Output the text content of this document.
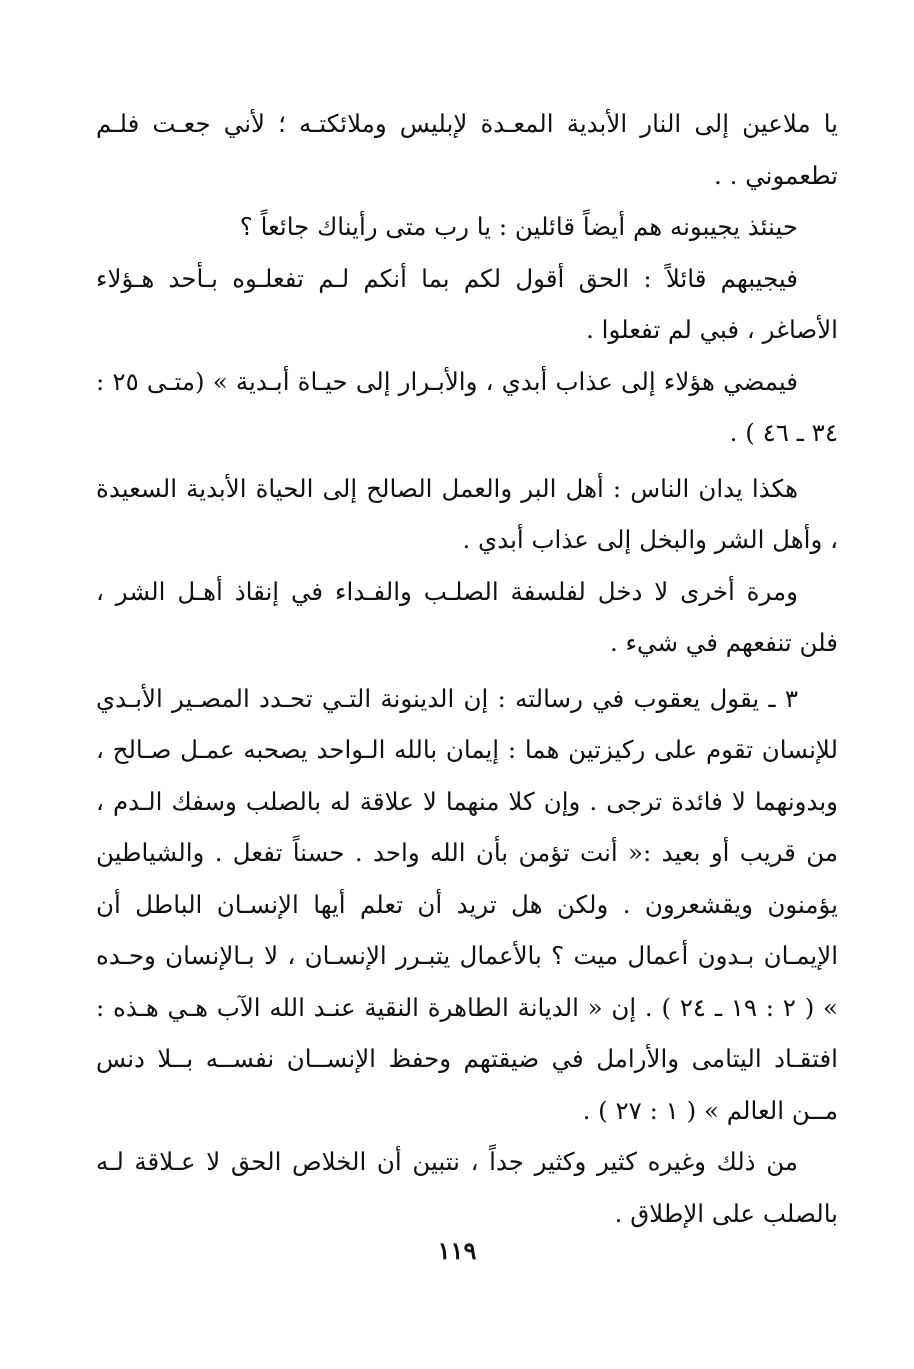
يا ملاعين إلى النار الأبدية المعـدة لإبليس وملائكتـه ؛ لأني جعـت فلـم تطعموني . .

حينئذ يجيبونه هم أيضاً قائلين : يا رب متى رأيناك جائعاً ؟

فيجيبهم قائلاً : الحق أقول لكم بما أنكم لـم تفعلـوه بـأحد هـؤلاء الأصاغر ، فبي لم تفعلوا .

فيمضي هؤلاء إلى عذاب أبدي ، والأبـرار إلى حيـاة أبـدية » (متـى ٢٥ : ٣٤ ـ ٤٦ ) .

هكذا يدان الناس : أهل البر والعمل الصالح إلى الحياة الأبدية السعيدة ، وأهل الشر والبخل إلى عذاب أبدي .

ومرة أخرى لا دخل لفلسفة الصلـب والفـداء في إنقاذ أهـل الشر ، فلن تنفعهم في شيء .

٣ ـ يقول يعقوب في رسالته : إن الدينونة التـي تحـدد المصـير الأبـدي للإنسان تقوم على ركيزتين هما : إيمان بالله الـواحد يصحبه عمـل صـالح ، وبدونهما لا فائدة ترجى . وإن كلا منهما لا علاقة له بالصلب وسفك الـدم ، من قريب أو بعيد :« أنت تؤمن بأن الله واحد . حسناً تفعل . والشياطين يؤمنون ويقشعرون . ولكن هل تريد أن تعلم أيها الإنسـان الباطل أن الإيمـان بـدون أعمال ميت ؟ بالأعمال يتبـرر الإنسـان ، لا بـالإنسان وحـده » ( ٢ : ١٩ ـ ٢٤ ) . إن « الديانة الطاهرة النقية عنـد الله الآب هـي هـذه : افتقـاد اليتامى والأرامل في ضيقتهم وحفظ الإنســان نفســه بــلا دنس مــن العالم » ( ١ : ٢٧ ) .

من ذلك وغيره كثير وكثير جداً ، نتبين أن الخلاص الحق لا عـلاقة لـه بالصلب على الإطلاق .

١١٩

_Your task_. Collect each line of the entries that has the word "الحق", copying it in full.

_Solution for this problem_.
فيجيبهم قائلاً : الحق أقول لكم بما أنكم لـم تفعلـوه بـأحد هـؤلاء الأصاغر ، فبي لم تفعلوا .
من ذلك وغيره كثير وكثير جداً ، نتبين أن الخلاص الحق لا عـلاقة لـه بالصلب على الإطلاق .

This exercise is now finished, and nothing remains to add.